§ **Directions for this task**: Transcribe the records below exactly, leaving out any pictures.

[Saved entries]
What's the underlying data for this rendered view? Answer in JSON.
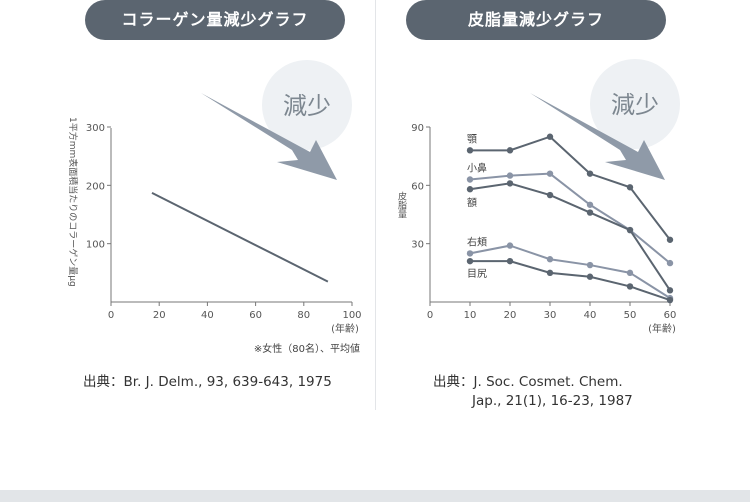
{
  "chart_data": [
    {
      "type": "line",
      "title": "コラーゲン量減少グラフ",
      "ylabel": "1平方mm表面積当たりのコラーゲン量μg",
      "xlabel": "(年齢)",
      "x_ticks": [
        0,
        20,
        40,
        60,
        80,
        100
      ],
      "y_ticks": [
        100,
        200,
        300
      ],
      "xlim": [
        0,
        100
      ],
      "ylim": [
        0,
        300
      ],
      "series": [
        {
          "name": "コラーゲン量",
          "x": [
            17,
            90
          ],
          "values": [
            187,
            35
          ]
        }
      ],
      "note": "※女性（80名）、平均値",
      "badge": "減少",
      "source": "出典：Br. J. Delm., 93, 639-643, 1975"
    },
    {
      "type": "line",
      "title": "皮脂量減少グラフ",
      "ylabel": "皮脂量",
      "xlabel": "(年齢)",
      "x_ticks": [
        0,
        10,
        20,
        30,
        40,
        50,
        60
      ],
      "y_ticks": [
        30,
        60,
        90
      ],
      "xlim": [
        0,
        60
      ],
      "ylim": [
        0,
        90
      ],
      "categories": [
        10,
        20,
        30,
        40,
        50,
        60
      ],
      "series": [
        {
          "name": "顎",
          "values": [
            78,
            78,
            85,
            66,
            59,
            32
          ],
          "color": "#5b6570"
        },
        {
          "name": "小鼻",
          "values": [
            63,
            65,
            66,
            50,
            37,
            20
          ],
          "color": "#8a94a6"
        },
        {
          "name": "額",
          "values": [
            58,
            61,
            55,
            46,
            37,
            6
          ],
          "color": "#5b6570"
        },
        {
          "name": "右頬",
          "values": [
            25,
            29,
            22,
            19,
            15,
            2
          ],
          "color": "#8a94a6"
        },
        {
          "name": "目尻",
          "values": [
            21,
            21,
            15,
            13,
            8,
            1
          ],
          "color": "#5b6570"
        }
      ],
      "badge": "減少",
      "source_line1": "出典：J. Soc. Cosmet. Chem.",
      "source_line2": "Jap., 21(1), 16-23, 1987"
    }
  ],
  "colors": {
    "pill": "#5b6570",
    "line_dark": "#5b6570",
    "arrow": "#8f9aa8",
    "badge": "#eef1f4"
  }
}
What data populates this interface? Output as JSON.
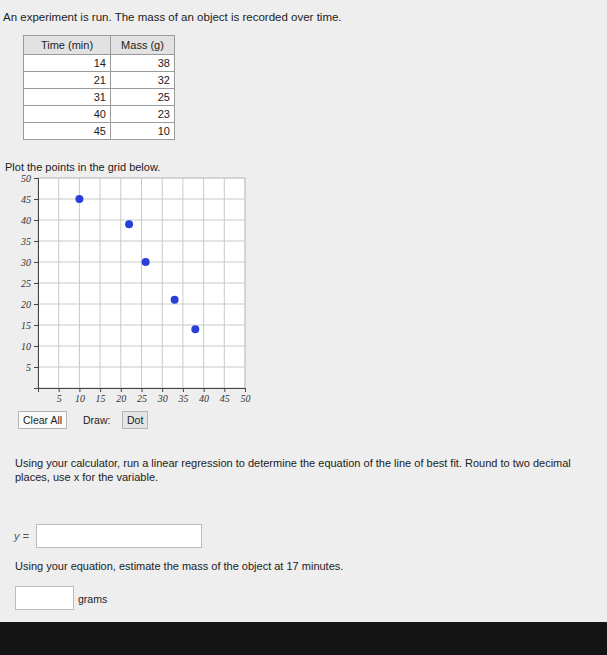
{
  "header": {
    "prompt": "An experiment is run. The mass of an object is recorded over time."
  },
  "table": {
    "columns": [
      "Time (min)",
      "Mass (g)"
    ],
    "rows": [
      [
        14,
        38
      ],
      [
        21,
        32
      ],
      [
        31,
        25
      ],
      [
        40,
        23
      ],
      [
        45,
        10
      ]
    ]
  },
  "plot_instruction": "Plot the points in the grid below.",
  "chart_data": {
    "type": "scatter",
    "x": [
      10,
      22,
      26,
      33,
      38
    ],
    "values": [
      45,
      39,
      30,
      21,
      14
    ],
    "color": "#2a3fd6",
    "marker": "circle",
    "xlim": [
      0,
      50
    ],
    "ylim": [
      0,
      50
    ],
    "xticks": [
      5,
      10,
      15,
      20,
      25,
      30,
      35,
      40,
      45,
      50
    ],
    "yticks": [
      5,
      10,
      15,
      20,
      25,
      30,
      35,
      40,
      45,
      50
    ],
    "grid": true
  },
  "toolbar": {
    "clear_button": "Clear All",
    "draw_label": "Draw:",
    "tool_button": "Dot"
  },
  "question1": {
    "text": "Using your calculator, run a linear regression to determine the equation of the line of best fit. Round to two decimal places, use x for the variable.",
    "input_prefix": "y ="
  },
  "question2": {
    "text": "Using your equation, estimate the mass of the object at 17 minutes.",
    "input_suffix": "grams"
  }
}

§ **Expected answer**:
What's the underlying data for this rendered view? Answer in JSON.
{
  "chart_data": [
    {
      "type": "line",
      "title": "コラーゲン量減少グラフ",
      "ylabel": "1平方mm表面積当たりのコラーゲン量μg",
      "xlabel": "(年齢)",
      "x_ticks": [
        0,
        20,
        40,
        60,
        80,
        100
      ],
      "y_ticks": [
        100,
        200,
        300
      ],
      "xlim": [
        0,
        100
      ],
      "ylim": [
        0,
        300
      ],
      "series": [
        {
          "name": "コラーゲン量",
          "x": [
            17,
            90
          ],
          "values": [
            187,
            35
          ]
        }
      ],
      "note": "※女性（80名）、平均値",
      "badge": "減少",
      "source": "出典：Br. J. Delm., 93, 639-643, 1975"
    },
    {
      "type": "line",
      "title": "皮脂量減少グラフ",
      "ylabel": "皮脂量",
      "xlabel": "(年齢)",
      "x_ticks": [
        0,
        10,
        20,
        30,
        40,
        50,
        60
      ],
      "y_ticks": [
        30,
        60,
        90
      ],
      "xlim": [
        0,
        60
      ],
      "ylim": [
        0,
        90
      ],
      "categories": [
        10,
        20,
        30,
        40,
        50,
        60
      ],
      "series": [
        {
          "name": "顎",
          "values": [
            78,
            78,
            85,
            66,
            59,
            32
          ],
          "color": "#5b6570"
        },
        {
          "name": "小鼻",
          "values": [
            63,
            65,
            66,
            50,
            37,
            20
          ],
          "color": "#8a94a6"
        },
        {
          "name": "額",
          "values": [
            58,
            61,
            55,
            46,
            37,
            6
          ],
          "color": "#5b6570"
        },
        {
          "name": "右頬",
          "values": [
            25,
            29,
            22,
            19,
            15,
            2
          ],
          "color": "#8a94a6"
        },
        {
          "name": "目尻",
          "values": [
            21,
            21,
            15,
            13,
            8,
            1
          ],
          "color": "#5b6570"
        }
      ],
      "badge": "減少",
      "source_line1": "出典：J. Soc. Cosmet. Chem.",
      "source_line2": "Jap., 21(1), 16-23, 1987"
    }
  ],
  "colors": {
    "pill": "#5b6570",
    "line_dark": "#5b6570",
    "arrow": "#8f9aa8",
    "badge": "#eef1f4"
  }
}
What data populates this interface? Output as JSON.
{
  "header": {
    "prompt": "An experiment is run. The mass of an object is recorded over time."
  },
  "table": {
    "columns": [
      "Time (min)",
      "Mass (g)"
    ],
    "rows": [
      [
        14,
        38
      ],
      [
        21,
        32
      ],
      [
        31,
        25
      ],
      [
        40,
        23
      ],
      [
        45,
        10
      ]
    ]
  },
  "plot_instruction": "Plot the points in the grid below.",
  "chart_data": {
    "type": "scatter",
    "x": [
      10,
      22,
      26,
      33,
      38
    ],
    "values": [
      45,
      39,
      30,
      21,
      14
    ],
    "color": "#2a3fd6",
    "marker": "circle",
    "xlim": [
      0,
      50
    ],
    "ylim": [
      0,
      50
    ],
    "xticks": [
      5,
      10,
      15,
      20,
      25,
      30,
      35,
      40,
      45,
      50
    ],
    "yticks": [
      5,
      10,
      15,
      20,
      25,
      30,
      35,
      40,
      45,
      50
    ],
    "grid": true
  },
  "toolbar": {
    "clear_button": "Clear All",
    "draw_label": "Draw:",
    "tool_button": "Dot"
  },
  "question1": {
    "text": "Using your calculator, run a linear regression to determine the equation of the line of best fit. Round to two decimal places, use x for the variable.",
    "input_prefix": "y ="
  },
  "question2": {
    "text": "Using your equation, estimate the mass of the object at 17 minutes.",
    "input_suffix": "grams"
  }
}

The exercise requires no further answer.